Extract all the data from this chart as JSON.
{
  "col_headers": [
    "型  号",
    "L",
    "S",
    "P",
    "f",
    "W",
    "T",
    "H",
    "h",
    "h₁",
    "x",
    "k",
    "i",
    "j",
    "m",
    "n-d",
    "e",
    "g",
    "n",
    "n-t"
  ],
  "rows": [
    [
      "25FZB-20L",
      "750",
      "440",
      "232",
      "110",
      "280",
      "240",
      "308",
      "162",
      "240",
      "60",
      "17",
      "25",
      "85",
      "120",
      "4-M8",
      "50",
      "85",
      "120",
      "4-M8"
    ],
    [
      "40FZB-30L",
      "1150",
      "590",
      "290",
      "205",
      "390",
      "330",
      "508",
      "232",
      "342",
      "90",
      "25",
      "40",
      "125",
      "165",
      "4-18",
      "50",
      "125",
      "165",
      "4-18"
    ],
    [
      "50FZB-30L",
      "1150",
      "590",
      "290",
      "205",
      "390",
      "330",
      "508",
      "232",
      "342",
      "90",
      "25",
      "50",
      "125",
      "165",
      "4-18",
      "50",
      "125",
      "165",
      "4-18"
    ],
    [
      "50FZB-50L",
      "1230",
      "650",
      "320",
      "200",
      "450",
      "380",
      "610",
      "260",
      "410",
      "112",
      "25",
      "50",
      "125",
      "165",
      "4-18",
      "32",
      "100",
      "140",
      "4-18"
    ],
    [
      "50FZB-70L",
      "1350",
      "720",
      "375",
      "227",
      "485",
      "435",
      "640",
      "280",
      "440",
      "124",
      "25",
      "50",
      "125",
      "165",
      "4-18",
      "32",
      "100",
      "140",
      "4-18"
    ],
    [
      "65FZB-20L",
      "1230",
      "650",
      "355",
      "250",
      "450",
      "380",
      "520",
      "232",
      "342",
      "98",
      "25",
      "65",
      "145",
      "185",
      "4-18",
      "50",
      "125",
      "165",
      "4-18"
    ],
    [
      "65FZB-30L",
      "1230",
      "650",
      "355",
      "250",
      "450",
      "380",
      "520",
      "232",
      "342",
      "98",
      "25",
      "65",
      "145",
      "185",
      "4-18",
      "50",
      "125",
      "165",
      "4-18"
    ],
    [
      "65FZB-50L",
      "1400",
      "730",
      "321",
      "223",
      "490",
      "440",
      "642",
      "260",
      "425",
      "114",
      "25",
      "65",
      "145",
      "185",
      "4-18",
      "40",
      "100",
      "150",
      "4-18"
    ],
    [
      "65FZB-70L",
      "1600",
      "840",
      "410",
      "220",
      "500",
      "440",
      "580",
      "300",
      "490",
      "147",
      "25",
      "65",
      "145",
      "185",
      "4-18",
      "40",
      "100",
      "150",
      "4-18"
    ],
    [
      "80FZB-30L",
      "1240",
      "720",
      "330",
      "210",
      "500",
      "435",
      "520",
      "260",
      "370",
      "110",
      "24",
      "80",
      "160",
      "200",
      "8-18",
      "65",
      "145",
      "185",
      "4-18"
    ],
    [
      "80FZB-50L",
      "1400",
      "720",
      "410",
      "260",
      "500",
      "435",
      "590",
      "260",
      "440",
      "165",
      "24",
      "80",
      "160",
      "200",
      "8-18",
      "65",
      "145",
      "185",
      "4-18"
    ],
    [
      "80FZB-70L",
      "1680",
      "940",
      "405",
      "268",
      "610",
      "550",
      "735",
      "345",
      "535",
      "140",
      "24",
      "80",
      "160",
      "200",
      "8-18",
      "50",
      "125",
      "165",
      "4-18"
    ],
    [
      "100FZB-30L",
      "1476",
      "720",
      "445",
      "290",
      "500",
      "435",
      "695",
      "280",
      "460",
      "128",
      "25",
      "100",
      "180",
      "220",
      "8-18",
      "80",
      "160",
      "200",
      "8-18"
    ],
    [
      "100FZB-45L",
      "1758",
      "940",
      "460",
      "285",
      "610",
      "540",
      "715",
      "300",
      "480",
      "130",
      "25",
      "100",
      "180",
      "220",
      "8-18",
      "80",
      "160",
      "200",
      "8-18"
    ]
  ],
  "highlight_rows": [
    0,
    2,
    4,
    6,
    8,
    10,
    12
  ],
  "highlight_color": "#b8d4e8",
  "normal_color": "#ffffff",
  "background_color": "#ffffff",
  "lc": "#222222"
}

▶ _BRIEF_:
Output all of the data again. Match it exactly.

▶ _ANSWER IN FULL_:
Extract all the data from this chart as JSON.
{
  "col_headers": [
    "型  号",
    "L",
    "S",
    "P",
    "f",
    "W",
    "T",
    "H",
    "h",
    "h₁",
    "x",
    "k",
    "i",
    "j",
    "m",
    "n-d",
    "e",
    "g",
    "n",
    "n-t"
  ],
  "rows": [
    [
      "25FZB-20L",
      "750",
      "440",
      "232",
      "110",
      "280",
      "240",
      "308",
      "162",
      "240",
      "60",
      "17",
      "25",
      "85",
      "120",
      "4-M8",
      "50",
      "85",
      "120",
      "4-M8"
    ],
    [
      "40FZB-30L",
      "1150",
      "590",
      "290",
      "205",
      "390",
      "330",
      "508",
      "232",
      "342",
      "90",
      "25",
      "40",
      "125",
      "165",
      "4-18",
      "50",
      "125",
      "165",
      "4-18"
    ],
    [
      "50FZB-30L",
      "1150",
      "590",
      "290",
      "205",
      "390",
      "330",
      "508",
      "232",
      "342",
      "90",
      "25",
      "50",
      "125",
      "165",
      "4-18",
      "50",
      "125",
      "165",
      "4-18"
    ],
    [
      "50FZB-50L",
      "1230",
      "650",
      "320",
      "200",
      "450",
      "380",
      "610",
      "260",
      "410",
      "112",
      "25",
      "50",
      "125",
      "165",
      "4-18",
      "32",
      "100",
      "140",
      "4-18"
    ],
    [
      "50FZB-70L",
      "1350",
      "720",
      "375",
      "227",
      "485",
      "435",
      "640",
      "280",
      "440",
      "124",
      "25",
      "50",
      "125",
      "165",
      "4-18",
      "32",
      "100",
      "140",
      "4-18"
    ],
    [
      "65FZB-20L",
      "1230",
      "650",
      "355",
      "250",
      "450",
      "380",
      "520",
      "232",
      "342",
      "98",
      "25",
      "65",
      "145",
      "185",
      "4-18",
      "50",
      "125",
      "165",
      "4-18"
    ],
    [
      "65FZB-30L",
      "1230",
      "650",
      "355",
      "250",
      "450",
      "380",
      "520",
      "232",
      "342",
      "98",
      "25",
      "65",
      "145",
      "185",
      "4-18",
      "50",
      "125",
      "165",
      "4-18"
    ],
    [
      "65FZB-50L",
      "1400",
      "730",
      "321",
      "223",
      "490",
      "440",
      "642",
      "260",
      "425",
      "114",
      "25",
      "65",
      "145",
      "185",
      "4-18",
      "40",
      "100",
      "150",
      "4-18"
    ],
    [
      "65FZB-70L",
      "1600",
      "840",
      "410",
      "220",
      "500",
      "440",
      "580",
      "300",
      "490",
      "147",
      "25",
      "65",
      "145",
      "185",
      "4-18",
      "40",
      "100",
      "150",
      "4-18"
    ],
    [
      "80FZB-30L",
      "1240",
      "720",
      "330",
      "210",
      "500",
      "435",
      "520",
      "260",
      "370",
      "110",
      "24",
      "80",
      "160",
      "200",
      "8-18",
      "65",
      "145",
      "185",
      "4-18"
    ],
    [
      "80FZB-50L",
      "1400",
      "720",
      "410",
      "260",
      "500",
      "435",
      "590",
      "260",
      "440",
      "165",
      "24",
      "80",
      "160",
      "200",
      "8-18",
      "65",
      "145",
      "185",
      "4-18"
    ],
    [
      "80FZB-70L",
      "1680",
      "940",
      "405",
      "268",
      "610",
      "550",
      "735",
      "345",
      "535",
      "140",
      "24",
      "80",
      "160",
      "200",
      "8-18",
      "50",
      "125",
      "165",
      "4-18"
    ],
    [
      "100FZB-30L",
      "1476",
      "720",
      "445",
      "290",
      "500",
      "435",
      "695",
      "280",
      "460",
      "128",
      "25",
      "100",
      "180",
      "220",
      "8-18",
      "80",
      "160",
      "200",
      "8-18"
    ],
    [
      "100FZB-45L",
      "1758",
      "940",
      "460",
      "285",
      "610",
      "540",
      "715",
      "300",
      "480",
      "130",
      "25",
      "100",
      "180",
      "220",
      "8-18",
      "80",
      "160",
      "200",
      "8-18"
    ]
  ],
  "highlight_rows": [
    0,
    2,
    4,
    6,
    8,
    10,
    12
  ],
  "highlight_color": "#b8d4e8",
  "normal_color": "#ffffff",
  "background_color": "#ffffff",
  "lc": "#222222"
}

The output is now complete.